━━━━━ RECORD LIST ━━━━━

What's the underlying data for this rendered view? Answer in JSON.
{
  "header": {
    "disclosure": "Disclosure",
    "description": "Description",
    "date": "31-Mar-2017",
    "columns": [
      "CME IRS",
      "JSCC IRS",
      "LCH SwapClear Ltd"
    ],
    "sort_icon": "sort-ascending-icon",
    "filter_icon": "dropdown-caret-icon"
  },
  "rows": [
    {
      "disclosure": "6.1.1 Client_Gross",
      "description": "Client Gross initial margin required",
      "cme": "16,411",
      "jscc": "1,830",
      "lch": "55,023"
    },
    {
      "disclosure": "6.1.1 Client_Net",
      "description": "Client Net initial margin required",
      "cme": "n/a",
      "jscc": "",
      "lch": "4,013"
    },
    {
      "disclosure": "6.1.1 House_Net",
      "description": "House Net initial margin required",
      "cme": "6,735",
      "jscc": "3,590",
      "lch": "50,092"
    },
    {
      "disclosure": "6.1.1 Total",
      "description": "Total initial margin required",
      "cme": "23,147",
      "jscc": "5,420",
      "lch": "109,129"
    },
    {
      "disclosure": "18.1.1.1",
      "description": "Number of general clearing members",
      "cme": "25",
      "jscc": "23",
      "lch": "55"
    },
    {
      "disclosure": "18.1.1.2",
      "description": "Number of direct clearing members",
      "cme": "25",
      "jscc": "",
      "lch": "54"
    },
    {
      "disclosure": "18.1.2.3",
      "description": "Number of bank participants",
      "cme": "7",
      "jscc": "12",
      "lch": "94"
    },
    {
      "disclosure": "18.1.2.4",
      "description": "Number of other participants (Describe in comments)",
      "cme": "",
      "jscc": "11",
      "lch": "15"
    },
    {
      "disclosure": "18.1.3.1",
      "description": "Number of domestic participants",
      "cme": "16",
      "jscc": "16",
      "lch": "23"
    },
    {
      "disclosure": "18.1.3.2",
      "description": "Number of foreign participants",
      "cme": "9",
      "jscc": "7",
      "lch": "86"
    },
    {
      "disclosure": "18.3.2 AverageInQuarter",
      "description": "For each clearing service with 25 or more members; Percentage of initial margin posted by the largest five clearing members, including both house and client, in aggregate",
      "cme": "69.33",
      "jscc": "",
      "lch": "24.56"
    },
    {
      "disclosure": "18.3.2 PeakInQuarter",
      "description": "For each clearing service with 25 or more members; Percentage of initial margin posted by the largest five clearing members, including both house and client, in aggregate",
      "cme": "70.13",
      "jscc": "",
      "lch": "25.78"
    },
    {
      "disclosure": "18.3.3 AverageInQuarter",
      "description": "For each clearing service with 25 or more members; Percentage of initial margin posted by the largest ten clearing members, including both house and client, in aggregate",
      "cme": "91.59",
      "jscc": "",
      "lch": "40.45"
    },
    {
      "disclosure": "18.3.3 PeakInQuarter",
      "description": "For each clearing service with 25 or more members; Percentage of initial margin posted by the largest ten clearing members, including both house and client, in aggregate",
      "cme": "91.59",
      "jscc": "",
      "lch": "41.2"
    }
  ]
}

━━━━━

## EXERCISE DIRECTIONS
Output all of the data above without any alteration.

## EXERCISE ANSWER
What's the underlying data for this rendered view? Answer in JSON.
{
  "header": {
    "disclosure": "Disclosure",
    "description": "Description",
    "date": "31-Mar-2017",
    "columns": [
      "CME IRS",
      "JSCC IRS",
      "LCH SwapClear Ltd"
    ],
    "sort_icon": "sort-ascending-icon",
    "filter_icon": "dropdown-caret-icon"
  },
  "rows": [
    {
      "disclosure": "6.1.1 Client_Gross",
      "description": "Client Gross initial margin required",
      "cme": "16,411",
      "jscc": "1,830",
      "lch": "55,023"
    },
    {
      "disclosure": "6.1.1 Client_Net",
      "description": "Client Net initial margin required",
      "cme": "n/a",
      "jscc": "",
      "lch": "4,013"
    },
    {
      "disclosure": "6.1.1 House_Net",
      "description": "House Net initial margin required",
      "cme": "6,735",
      "jscc": "3,590",
      "lch": "50,092"
    },
    {
      "disclosure": "6.1.1 Total",
      "description": "Total initial margin required",
      "cme": "23,147",
      "jscc": "5,420",
      "lch": "109,129"
    },
    {
      "disclosure": "18.1.1.1",
      "description": "Number of general clearing members",
      "cme": "25",
      "jscc": "23",
      "lch": "55"
    },
    {
      "disclosure": "18.1.1.2",
      "description": "Number of direct clearing members",
      "cme": "25",
      "jscc": "",
      "lch": "54"
    },
    {
      "disclosure": "18.1.2.3",
      "description": "Number of bank participants",
      "cme": "7",
      "jscc": "12",
      "lch": "94"
    },
    {
      "disclosure": "18.1.2.4",
      "description": "Number of other participants (Describe in comments)",
      "cme": "",
      "jscc": "11",
      "lch": "15"
    },
    {
      "disclosure": "18.1.3.1",
      "description": "Number of domestic participants",
      "cme": "16",
      "jscc": "16",
      "lch": "23"
    },
    {
      "disclosure": "18.1.3.2",
      "description": "Number of foreign participants",
      "cme": "9",
      "jscc": "7",
      "lch": "86"
    },
    {
      "disclosure": "18.3.2 AverageInQuarter",
      "description": "For each clearing service with 25 or more members; Percentage of initial margin posted by the largest five clearing members, including both house and client, in aggregate",
      "cme": "69.33",
      "jscc": "",
      "lch": "24.56"
    },
    {
      "disclosure": "18.3.2 PeakInQuarter",
      "description": "For each clearing service with 25 or more members; Percentage of initial margin posted by the largest five clearing members, including both house and client, in aggregate",
      "cme": "70.13",
      "jscc": "",
      "lch": "25.78"
    },
    {
      "disclosure": "18.3.3 AverageInQuarter",
      "description": "For each clearing service with 25 or more members; Percentage of initial margin posted by the largest ten clearing members, including both house and client, in aggregate",
      "cme": "91.59",
      "jscc": "",
      "lch": "40.45"
    },
    {
      "disclosure": "18.3.3 PeakInQuarter",
      "description": "For each clearing service with 25 or more members; Percentage of initial margin posted by the largest ten clearing members, including both house and client, in aggregate",
      "cme": "91.59",
      "jscc": "",
      "lch": "41.2"
    }
  ]
}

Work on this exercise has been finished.